- _Short exercise_
Read the listing below and copy out every line that holds "SRMTID".

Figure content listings
>> start
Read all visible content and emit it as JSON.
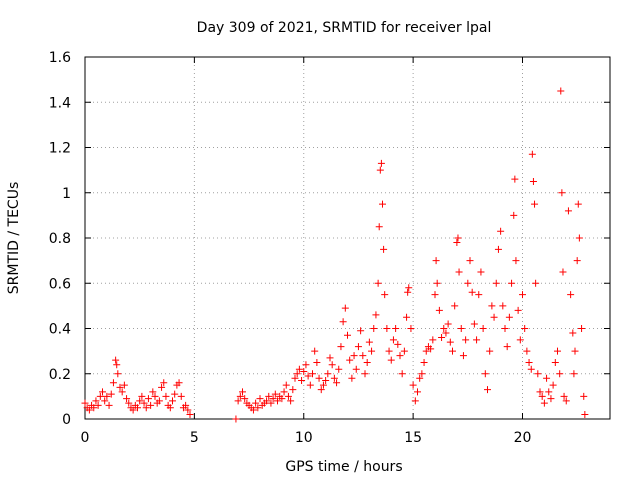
{
  "chart_data": {
    "type": "scatter",
    "title": "Day 309 of 2021, SRMTID for receiver lpal",
    "xlabel": "GPS time / hours",
    "ylabel": "SRMTID / TECUs",
    "xlim": [
      0,
      24
    ],
    "ylim": [
      0,
      1.6
    ],
    "xticks": [
      0,
      5,
      10,
      15,
      20
    ],
    "xtick_labels": [
      "0",
      "5",
      "10",
      "15",
      "20"
    ],
    "yticks": [
      0,
      0.2,
      0.4,
      0.6,
      0.8,
      1.0,
      1.2,
      1.4,
      1.6
    ],
    "ytick_labels": [
      "0",
      "0.2",
      "0.4",
      "0.6",
      "0.8",
      "1",
      "1.2",
      "1.4",
      "1.6"
    ],
    "grid": true,
    "marker": "+",
    "color": "#ff0000",
    "series": [
      {
        "name": "SRMTID",
        "points": [
          [
            0.0,
            0.07
          ],
          [
            0.1,
            0.05
          ],
          [
            0.2,
            0.04
          ],
          [
            0.3,
            0.06
          ],
          [
            0.4,
            0.05
          ],
          [
            0.5,
            0.08
          ],
          [
            0.6,
            0.06
          ],
          [
            0.7,
            0.1
          ],
          [
            0.8,
            0.12
          ],
          [
            0.9,
            0.08
          ],
          [
            1.0,
            0.1
          ],
          [
            1.1,
            0.06
          ],
          [
            1.2,
            0.11
          ],
          [
            1.3,
            0.16
          ],
          [
            1.4,
            0.26
          ],
          [
            1.45,
            0.24
          ],
          [
            1.5,
            0.2
          ],
          [
            1.6,
            0.14
          ],
          [
            1.7,
            0.12
          ],
          [
            1.8,
            0.15
          ],
          [
            1.9,
            0.09
          ],
          [
            2.0,
            0.07
          ],
          [
            2.1,
            0.05
          ],
          [
            2.2,
            0.04
          ],
          [
            2.3,
            0.06
          ],
          [
            2.4,
            0.05
          ],
          [
            2.5,
            0.08
          ],
          [
            2.6,
            0.1
          ],
          [
            2.7,
            0.07
          ],
          [
            2.8,
            0.05
          ],
          [
            2.9,
            0.09
          ],
          [
            3.0,
            0.06
          ],
          [
            3.1,
            0.12
          ],
          [
            3.2,
            0.1
          ],
          [
            3.3,
            0.07
          ],
          [
            3.4,
            0.08
          ],
          [
            3.5,
            0.14
          ],
          [
            3.6,
            0.16
          ],
          [
            3.7,
            0.1
          ],
          [
            3.8,
            0.06
          ],
          [
            3.9,
            0.05
          ],
          [
            4.0,
            0.08
          ],
          [
            4.1,
            0.11
          ],
          [
            4.2,
            0.15
          ],
          [
            4.3,
            0.16
          ],
          [
            4.4,
            0.1
          ],
          [
            4.5,
            0.05
          ],
          [
            4.6,
            0.06
          ],
          [
            4.7,
            0.04
          ],
          [
            4.8,
            0.02
          ],
          [
            6.9,
            0.0
          ],
          [
            7.0,
            0.08
          ],
          [
            7.1,
            0.1
          ],
          [
            7.2,
            0.12
          ],
          [
            7.3,
            0.09
          ],
          [
            7.4,
            0.07
          ],
          [
            7.5,
            0.06
          ],
          [
            7.6,
            0.05
          ],
          [
            7.7,
            0.04
          ],
          [
            7.8,
            0.07
          ],
          [
            7.9,
            0.05
          ],
          [
            8.0,
            0.09
          ],
          [
            8.1,
            0.06
          ],
          [
            8.2,
            0.07
          ],
          [
            8.3,
            0.08
          ],
          [
            8.4,
            0.1
          ],
          [
            8.5,
            0.07
          ],
          [
            8.6,
            0.09
          ],
          [
            8.7,
            0.11
          ],
          [
            8.8,
            0.08
          ],
          [
            8.9,
            0.1
          ],
          [
            9.0,
            0.09
          ],
          [
            9.1,
            0.12
          ],
          [
            9.2,
            0.15
          ],
          [
            9.3,
            0.1
          ],
          [
            9.4,
            0.08
          ],
          [
            9.5,
            0.13
          ],
          [
            9.6,
            0.18
          ],
          [
            9.7,
            0.2
          ],
          [
            9.8,
            0.22
          ],
          [
            9.9,
            0.17
          ],
          [
            10.0,
            0.21
          ],
          [
            10.1,
            0.24
          ],
          [
            10.2,
            0.19
          ],
          [
            10.3,
            0.15
          ],
          [
            10.4,
            0.2
          ],
          [
            10.5,
            0.3
          ],
          [
            10.6,
            0.25
          ],
          [
            10.7,
            0.18
          ],
          [
            10.8,
            0.13
          ],
          [
            10.9,
            0.15
          ],
          [
            11.0,
            0.17
          ],
          [
            11.1,
            0.2
          ],
          [
            11.2,
            0.27
          ],
          [
            11.3,
            0.24
          ],
          [
            11.4,
            0.18
          ],
          [
            11.5,
            0.16
          ],
          [
            11.6,
            0.22
          ],
          [
            11.7,
            0.32
          ],
          [
            11.8,
            0.43
          ],
          [
            11.9,
            0.49
          ],
          [
            12.0,
            0.37
          ],
          [
            12.1,
            0.26
          ],
          [
            12.2,
            0.18
          ],
          [
            12.3,
            0.28
          ],
          [
            12.4,
            0.22
          ],
          [
            12.5,
            0.32
          ],
          [
            12.6,
            0.39
          ],
          [
            12.7,
            0.28
          ],
          [
            12.8,
            0.2
          ],
          [
            12.9,
            0.25
          ],
          [
            13.0,
            0.34
          ],
          [
            13.1,
            0.3
          ],
          [
            13.2,
            0.4
          ],
          [
            13.3,
            0.46
          ],
          [
            13.4,
            0.6
          ],
          [
            13.45,
            0.85
          ],
          [
            13.5,
            1.1
          ],
          [
            13.55,
            1.13
          ],
          [
            13.6,
            0.95
          ],
          [
            13.65,
            0.75
          ],
          [
            13.7,
            0.55
          ],
          [
            13.8,
            0.4
          ],
          [
            13.9,
            0.3
          ],
          [
            14.0,
            0.26
          ],
          [
            14.1,
            0.35
          ],
          [
            14.2,
            0.4
          ],
          [
            14.3,
            0.33
          ],
          [
            14.4,
            0.28
          ],
          [
            14.5,
            0.2
          ],
          [
            14.6,
            0.3
          ],
          [
            14.7,
            0.45
          ],
          [
            14.75,
            0.56
          ],
          [
            14.8,
            0.58
          ],
          [
            14.9,
            0.4
          ],
          [
            15.0,
            0.15
          ],
          [
            15.1,
            0.08
          ],
          [
            15.2,
            0.12
          ],
          [
            15.3,
            0.18
          ],
          [
            15.4,
            0.2
          ],
          [
            15.5,
            0.25
          ],
          [
            15.6,
            0.3
          ],
          [
            15.7,
            0.32
          ],
          [
            15.8,
            0.31
          ],
          [
            15.9,
            0.35
          ],
          [
            16.0,
            0.55
          ],
          [
            16.05,
            0.7
          ],
          [
            16.1,
            0.6
          ],
          [
            16.2,
            0.48
          ],
          [
            16.3,
            0.36
          ],
          [
            16.4,
            0.4
          ],
          [
            16.5,
            0.38
          ],
          [
            16.6,
            0.42
          ],
          [
            16.7,
            0.34
          ],
          [
            16.8,
            0.3
          ],
          [
            16.9,
            0.5
          ],
          [
            17.0,
            0.78
          ],
          [
            17.05,
            0.8
          ],
          [
            17.1,
            0.65
          ],
          [
            17.2,
            0.4
          ],
          [
            17.3,
            0.28
          ],
          [
            17.4,
            0.35
          ],
          [
            17.5,
            0.6
          ],
          [
            17.6,
            0.7
          ],
          [
            17.7,
            0.56
          ],
          [
            17.8,
            0.42
          ],
          [
            17.9,
            0.35
          ],
          [
            18.0,
            0.55
          ],
          [
            18.1,
            0.65
          ],
          [
            18.2,
            0.4
          ],
          [
            18.3,
            0.2
          ],
          [
            18.4,
            0.13
          ],
          [
            18.5,
            0.3
          ],
          [
            18.6,
            0.5
          ],
          [
            18.7,
            0.45
          ],
          [
            18.8,
            0.6
          ],
          [
            18.9,
            0.75
          ],
          [
            19.0,
            0.83
          ],
          [
            19.1,
            0.5
          ],
          [
            19.2,
            0.4
          ],
          [
            19.3,
            0.32
          ],
          [
            19.4,
            0.45
          ],
          [
            19.5,
            0.6
          ],
          [
            19.6,
            0.9
          ],
          [
            19.65,
            1.06
          ],
          [
            19.7,
            0.7
          ],
          [
            19.8,
            0.48
          ],
          [
            19.9,
            0.35
          ],
          [
            20.0,
            0.55
          ],
          [
            20.1,
            0.4
          ],
          [
            20.2,
            0.3
          ],
          [
            20.3,
            0.25
          ],
          [
            20.4,
            0.22
          ],
          [
            20.45,
            1.17
          ],
          [
            20.5,
            1.05
          ],
          [
            20.55,
            0.95
          ],
          [
            20.6,
            0.6
          ],
          [
            20.7,
            0.2
          ],
          [
            20.8,
            0.12
          ],
          [
            20.9,
            0.1
          ],
          [
            21.0,
            0.07
          ],
          [
            21.1,
            0.18
          ],
          [
            21.2,
            0.12
          ],
          [
            21.3,
            0.09
          ],
          [
            21.4,
            0.15
          ],
          [
            21.5,
            0.25
          ],
          [
            21.6,
            0.3
          ],
          [
            21.7,
            0.2
          ],
          [
            21.75,
            1.45
          ],
          [
            21.8,
            1.0
          ],
          [
            21.85,
            0.65
          ],
          [
            21.9,
            0.1
          ],
          [
            22.0,
            0.08
          ],
          [
            22.1,
            0.92
          ],
          [
            22.2,
            0.55
          ],
          [
            22.3,
            0.38
          ],
          [
            22.35,
            0.2
          ],
          [
            22.4,
            0.3
          ],
          [
            22.5,
            0.7
          ],
          [
            22.55,
            0.95
          ],
          [
            22.6,
            0.8
          ],
          [
            22.7,
            0.4
          ],
          [
            22.8,
            0.1
          ],
          [
            22.85,
            0.02
          ]
        ]
      }
    ]
  }
}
>> end
- _Reply_
    "title": "Day 309 of 2021, SRMTID for receiver lpal",
    "ylabel": "SRMTID / TECUs",
        "name": "SRMTID",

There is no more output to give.